__WRITTEN EXERCISE__
Exactly reproduce each line of the listing that follows.

Stored data:
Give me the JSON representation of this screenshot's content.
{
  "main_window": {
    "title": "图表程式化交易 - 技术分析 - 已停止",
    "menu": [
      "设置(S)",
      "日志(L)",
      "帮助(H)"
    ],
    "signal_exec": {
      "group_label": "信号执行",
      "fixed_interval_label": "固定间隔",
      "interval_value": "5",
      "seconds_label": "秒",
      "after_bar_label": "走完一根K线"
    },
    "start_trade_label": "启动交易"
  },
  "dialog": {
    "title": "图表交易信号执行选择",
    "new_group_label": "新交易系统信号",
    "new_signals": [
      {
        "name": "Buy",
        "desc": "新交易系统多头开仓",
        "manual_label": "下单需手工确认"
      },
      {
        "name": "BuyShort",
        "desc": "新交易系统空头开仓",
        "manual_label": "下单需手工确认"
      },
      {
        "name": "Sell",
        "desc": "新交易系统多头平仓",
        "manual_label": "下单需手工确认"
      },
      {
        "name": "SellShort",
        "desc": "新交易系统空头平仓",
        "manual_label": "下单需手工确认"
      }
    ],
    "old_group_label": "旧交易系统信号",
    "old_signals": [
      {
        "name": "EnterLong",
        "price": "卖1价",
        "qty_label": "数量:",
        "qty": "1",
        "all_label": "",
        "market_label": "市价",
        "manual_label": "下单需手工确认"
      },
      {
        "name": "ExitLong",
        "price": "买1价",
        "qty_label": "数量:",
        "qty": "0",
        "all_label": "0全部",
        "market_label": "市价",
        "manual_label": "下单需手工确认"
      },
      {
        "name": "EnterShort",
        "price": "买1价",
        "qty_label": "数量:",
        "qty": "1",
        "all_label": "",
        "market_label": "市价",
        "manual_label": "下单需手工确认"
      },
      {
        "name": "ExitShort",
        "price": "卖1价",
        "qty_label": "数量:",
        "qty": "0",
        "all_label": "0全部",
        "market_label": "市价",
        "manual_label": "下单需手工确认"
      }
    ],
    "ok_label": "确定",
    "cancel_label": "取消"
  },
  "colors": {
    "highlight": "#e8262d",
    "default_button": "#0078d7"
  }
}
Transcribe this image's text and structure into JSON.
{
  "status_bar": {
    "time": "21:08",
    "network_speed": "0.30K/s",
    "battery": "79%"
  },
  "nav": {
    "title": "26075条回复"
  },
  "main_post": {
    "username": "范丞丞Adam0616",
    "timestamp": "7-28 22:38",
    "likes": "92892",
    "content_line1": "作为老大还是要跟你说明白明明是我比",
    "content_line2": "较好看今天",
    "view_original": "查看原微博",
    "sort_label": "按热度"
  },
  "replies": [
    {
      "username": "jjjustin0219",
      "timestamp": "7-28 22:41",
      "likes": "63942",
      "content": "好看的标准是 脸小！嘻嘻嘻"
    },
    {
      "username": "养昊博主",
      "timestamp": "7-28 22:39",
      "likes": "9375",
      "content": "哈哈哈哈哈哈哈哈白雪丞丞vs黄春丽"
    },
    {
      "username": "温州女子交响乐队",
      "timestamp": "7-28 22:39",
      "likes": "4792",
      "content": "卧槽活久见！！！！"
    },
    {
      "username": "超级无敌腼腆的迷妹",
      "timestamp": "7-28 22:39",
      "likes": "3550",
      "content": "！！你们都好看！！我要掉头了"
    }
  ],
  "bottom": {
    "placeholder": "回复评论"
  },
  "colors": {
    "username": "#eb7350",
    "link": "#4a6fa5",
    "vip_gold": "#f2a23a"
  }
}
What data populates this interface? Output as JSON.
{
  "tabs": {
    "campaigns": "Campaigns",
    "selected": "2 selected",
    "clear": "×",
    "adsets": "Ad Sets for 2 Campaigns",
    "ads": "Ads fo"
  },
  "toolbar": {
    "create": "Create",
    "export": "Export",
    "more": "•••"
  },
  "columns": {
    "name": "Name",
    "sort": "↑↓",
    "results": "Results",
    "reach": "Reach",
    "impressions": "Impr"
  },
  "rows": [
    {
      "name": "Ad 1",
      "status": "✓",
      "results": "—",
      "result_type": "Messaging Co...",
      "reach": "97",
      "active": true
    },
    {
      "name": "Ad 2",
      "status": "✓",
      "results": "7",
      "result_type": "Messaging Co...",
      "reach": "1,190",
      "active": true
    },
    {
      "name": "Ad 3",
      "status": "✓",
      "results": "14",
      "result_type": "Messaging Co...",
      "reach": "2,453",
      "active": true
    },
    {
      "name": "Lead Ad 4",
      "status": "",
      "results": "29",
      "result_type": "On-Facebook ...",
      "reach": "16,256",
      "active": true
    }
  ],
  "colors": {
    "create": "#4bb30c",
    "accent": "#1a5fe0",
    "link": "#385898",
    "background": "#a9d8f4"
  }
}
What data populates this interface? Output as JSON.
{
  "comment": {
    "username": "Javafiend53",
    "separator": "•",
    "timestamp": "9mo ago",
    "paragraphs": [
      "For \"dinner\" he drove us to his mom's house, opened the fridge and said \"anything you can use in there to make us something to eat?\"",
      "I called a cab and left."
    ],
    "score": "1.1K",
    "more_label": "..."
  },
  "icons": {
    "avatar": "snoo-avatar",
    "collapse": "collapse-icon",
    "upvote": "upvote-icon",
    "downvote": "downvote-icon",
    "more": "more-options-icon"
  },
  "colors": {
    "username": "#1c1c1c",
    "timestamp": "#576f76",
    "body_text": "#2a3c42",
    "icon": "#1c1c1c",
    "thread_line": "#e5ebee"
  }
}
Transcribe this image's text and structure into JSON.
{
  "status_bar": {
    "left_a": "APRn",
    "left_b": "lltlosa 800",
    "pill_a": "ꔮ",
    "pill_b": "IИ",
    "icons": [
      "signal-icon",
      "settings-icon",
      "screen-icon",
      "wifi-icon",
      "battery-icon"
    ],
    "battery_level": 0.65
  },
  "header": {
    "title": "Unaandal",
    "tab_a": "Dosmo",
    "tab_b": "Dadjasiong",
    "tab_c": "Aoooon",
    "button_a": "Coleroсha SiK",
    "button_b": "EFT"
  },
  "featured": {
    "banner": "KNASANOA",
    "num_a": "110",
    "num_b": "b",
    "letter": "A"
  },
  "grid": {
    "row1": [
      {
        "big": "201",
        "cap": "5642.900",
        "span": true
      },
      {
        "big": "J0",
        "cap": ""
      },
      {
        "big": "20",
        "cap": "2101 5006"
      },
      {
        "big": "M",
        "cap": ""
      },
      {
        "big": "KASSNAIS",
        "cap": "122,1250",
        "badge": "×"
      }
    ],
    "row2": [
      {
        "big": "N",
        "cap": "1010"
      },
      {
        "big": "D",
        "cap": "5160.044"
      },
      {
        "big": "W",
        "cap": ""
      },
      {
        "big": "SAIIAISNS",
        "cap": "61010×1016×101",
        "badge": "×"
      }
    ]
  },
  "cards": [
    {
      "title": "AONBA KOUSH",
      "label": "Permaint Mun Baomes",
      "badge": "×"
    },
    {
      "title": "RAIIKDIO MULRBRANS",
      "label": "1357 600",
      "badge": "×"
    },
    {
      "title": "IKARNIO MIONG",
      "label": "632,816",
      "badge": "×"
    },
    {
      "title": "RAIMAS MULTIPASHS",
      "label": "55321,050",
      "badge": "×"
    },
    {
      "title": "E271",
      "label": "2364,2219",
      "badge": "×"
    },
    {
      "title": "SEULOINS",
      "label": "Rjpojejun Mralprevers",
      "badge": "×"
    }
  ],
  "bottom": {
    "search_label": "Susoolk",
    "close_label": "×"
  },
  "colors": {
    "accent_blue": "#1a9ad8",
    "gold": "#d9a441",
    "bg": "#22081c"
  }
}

__SOLVED PROBLEM__
Give me the JSON representation of this screenshot's content.
{
  "main_window": {
    "title": "图表程式化交易 - 技术分析 - 已停止",
    "menu": [
      "设置(S)",
      "日志(L)",
      "帮助(H)"
    ],
    "signal_exec": {
      "group_label": "信号执行",
      "fixed_interval_label": "固定间隔",
      "interval_value": "5",
      "seconds_label": "秒",
      "after_bar_label": "走完一根K线"
    },
    "start_trade_label": "启动交易"
  },
  "dialog": {
    "title": "图表交易信号执行选择",
    "new_group_label": "新交易系统信号",
    "new_signals": [
      {
        "name": "Buy",
        "desc": "新交易系统多头开仓",
        "manual_label": "下单需手工确认"
      },
      {
        "name": "BuyShort",
        "desc": "新交易系统空头开仓",
        "manual_label": "下单需手工确认"
      },
      {
        "name": "Sell",
        "desc": "新交易系统多头平仓",
        "manual_label": "下单需手工确认"
      },
      {
        "name": "SellShort",
        "desc": "新交易系统空头平仓",
        "manual_label": "下单需手工确认"
      }
    ],
    "old_group_label": "旧交易系统信号",
    "old_signals": [
      {
        "name": "EnterLong",
        "price": "卖1价",
        "qty_label": "数量:",
        "qty": "1",
        "all_label": "",
        "market_label": "市价",
        "manual_label": "下单需手工确认"
      },
      {
        "name": "ExitLong",
        "price": "买1价",
        "qty_label": "数量:",
        "qty": "0",
        "all_label": "0全部",
        "market_label": "市价",
        "manual_label": "下单需手工确认"
      },
      {
        "name": "EnterShort",
        "price": "买1价",
        "qty_label": "数量:",
        "qty": "1",
        "all_label": "",
        "market_label": "市价",
        "manual_label": "下单需手工确认"
      },
      {
        "name": "ExitShort",
        "price": "卖1价",
        "qty_label": "数量:",
        "qty": "0",
        "all_label": "0全部",
        "market_label": "市价",
        "manual_label": "下单需手工确认"
      }
    ],
    "ok_label": "确定",
    "cancel_label": "取消"
  },
  "colors": {
    "highlight": "#e8262d",
    "default_button": "#0078d7"
  }
}
Transcribe this image's text and structure into JSON.
{
  "status_bar": {
    "time": "21:08",
    "network_speed": "0.30K/s",
    "battery": "79%"
  },
  "nav": {
    "title": "26075条回复"
  },
  "main_post": {
    "username": "范丞丞Adam0616",
    "timestamp": "7-28 22:38",
    "likes": "92892",
    "content_line1": "作为老大还是要跟你说明白明明是我比",
    "content_line2": "较好看今天",
    "view_original": "查看原微博",
    "sort_label": "按热度"
  },
  "replies": [
    {
      "username": "jjjustin0219",
      "timestamp": "7-28 22:41",
      "likes": "63942",
      "content": "好看的标准是 脸小！嘻嘻嘻"
    },
    {
      "username": "养昊博主",
      "timestamp": "7-28 22:39",
      "likes": "9375",
      "content": "哈哈哈哈哈哈哈哈白雪丞丞vs黄春丽"
    },
    {
      "username": "温州女子交响乐队",
      "timestamp": "7-28 22:39",
      "likes": "4792",
      "content": "卧槽活久见！！！！"
    },
    {
      "username": "超级无敌腼腆的迷妹",
      "timestamp": "7-28 22:39",
      "likes": "3550",
      "content": "！！你们都好看！！我要掉头了"
    }
  ],
  "bottom": {
    "placeholder": "回复评论"
  },
  "colors": {
    "username": "#eb7350",
    "link": "#4a6fa5",
    "vip_gold": "#f2a23a"
  }
}
What data populates this interface? Output as JSON.
{
  "tabs": {
    "campaigns": "Campaigns",
    "selected": "2 selected",
    "clear": "×",
    "adsets": "Ad Sets for 2 Campaigns",
    "ads": "Ads fo"
  },
  "toolbar": {
    "create": "Create",
    "export": "Export",
    "more": "•••"
  },
  "columns": {
    "name": "Name",
    "sort": "↑↓",
    "results": "Results",
    "reach": "Reach",
    "impressions": "Impr"
  },
  "rows": [
    {
      "name": "Ad 1",
      "status": "✓",
      "results": "—",
      "result_type": "Messaging Co...",
      "reach": "97",
      "active": true
    },
    {
      "name": "Ad 2",
      "status": "✓",
      "results": "7",
      "result_type": "Messaging Co...",
      "reach": "1,190",
      "active": true
    },
    {
      "name": "Ad 3",
      "status": "✓",
      "results": "14",
      "result_type": "Messaging Co...",
      "reach": "2,453",
      "active": true
    },
    {
      "name": "Lead Ad 4",
      "status": "",
      "results": "29",
      "result_type": "On-Facebook ...",
      "reach": "16,256",
      "active": true
    }
  ],
  "colors": {
    "create": "#4bb30c",
    "accent": "#1a5fe0",
    "link": "#385898",
    "background": "#a9d8f4"
  }
}
What data populates this interface? Output as JSON.
{
  "comment": {
    "username": "Javafiend53",
    "separator": "•",
    "timestamp": "9mo ago",
    "paragraphs": [
      "For \"dinner\" he drove us to his mom's house, opened the fridge and said \"anything you can use in there to make us something to eat?\"",
      "I called a cab and left."
    ],
    "score": "1.1K",
    "more_label": "..."
  },
  "icons": {
    "avatar": "snoo-avatar",
    "collapse": "collapse-icon",
    "upvote": "upvote-icon",
    "downvote": "downvote-icon",
    "more": "more-options-icon"
  },
  "colors": {
    "username": "#1c1c1c",
    "timestamp": "#576f76",
    "body_text": "#2a3c42",
    "icon": "#1c1c1c",
    "thread_line": "#e5ebee"
  }
}
Transcribe this image's text and structure into JSON.
{
  "status_bar": {
    "left_a": "APRn",
    "left_b": "lltlosa 800",
    "pill_a": "ꔮ",
    "pill_b": "IИ",
    "icons": [
      "signal-icon",
      "settings-icon",
      "screen-icon",
      "wifi-icon",
      "battery-icon"
    ],
    "battery_level": 0.65
  },
  "header": {
    "title": "Unaandal",
    "tab_a": "Dosmo",
    "tab_b": "Dadjasiong",
    "tab_c": "Aoooon",
    "button_a": "Coleroсha SiK",
    "button_b": "EFT"
  },
  "featured": {
    "banner": "KNASANOA",
    "num_a": "110",
    "num_b": "b",
    "letter": "A"
  },
  "grid": {
    "row1": [
      {
        "big": "201",
        "cap": "5642.900",
        "span": true
      },
      {
        "big": "J0",
        "cap": ""
      },
      {
        "big": "20",
        "cap": "2101 5006"
      },
      {
        "big": "M",
        "cap": ""
      },
      {
        "big": "KASSNAIS",
        "cap": "122,1250",
        "badge": "×"
      }
    ],
    "row2": [
      {
        "big": "N",
        "cap": "1010"
      },
      {
        "big": "D",
        "cap": "5160.044"
      },
      {
        "big": "W",
        "cap": ""
      },
      {
        "big": "SAIIAISNS",
        "cap": "61010×1016×101",
        "badge": "×"
      }
    ]
  },
  "cards": [
    {
      "title": "AONBA KOUSH",
      "label": "Permaint Mun Baomes",
      "badge": "×"
    },
    {
      "title": "RAIIKDIO MULRBRANS",
      "label": "1357 600",
      "badge": "×"
    },
    {
      "title": "IKARNIO MIONG",
      "label": "632,816",
      "badge": "×"
    },
    {
      "title": "RAIMAS MULTIPASHS",
      "label": "55321,050",
      "badge": "×"
    },
    {
      "title": "E271",
      "label": "2364,2219",
      "badge": "×"
    },
    {
      "title": "SEULOINS",
      "label": "Rjpojejun Mralprevers",
      "badge": "×"
    }
  ],
  "bottom": {
    "search_label": "Susoolk",
    "close_label": "×"
  },
  "colors": {
    "accent_blue": "#1a9ad8",
    "gold": "#d9a441",
    "bg": "#22081c"
  }
}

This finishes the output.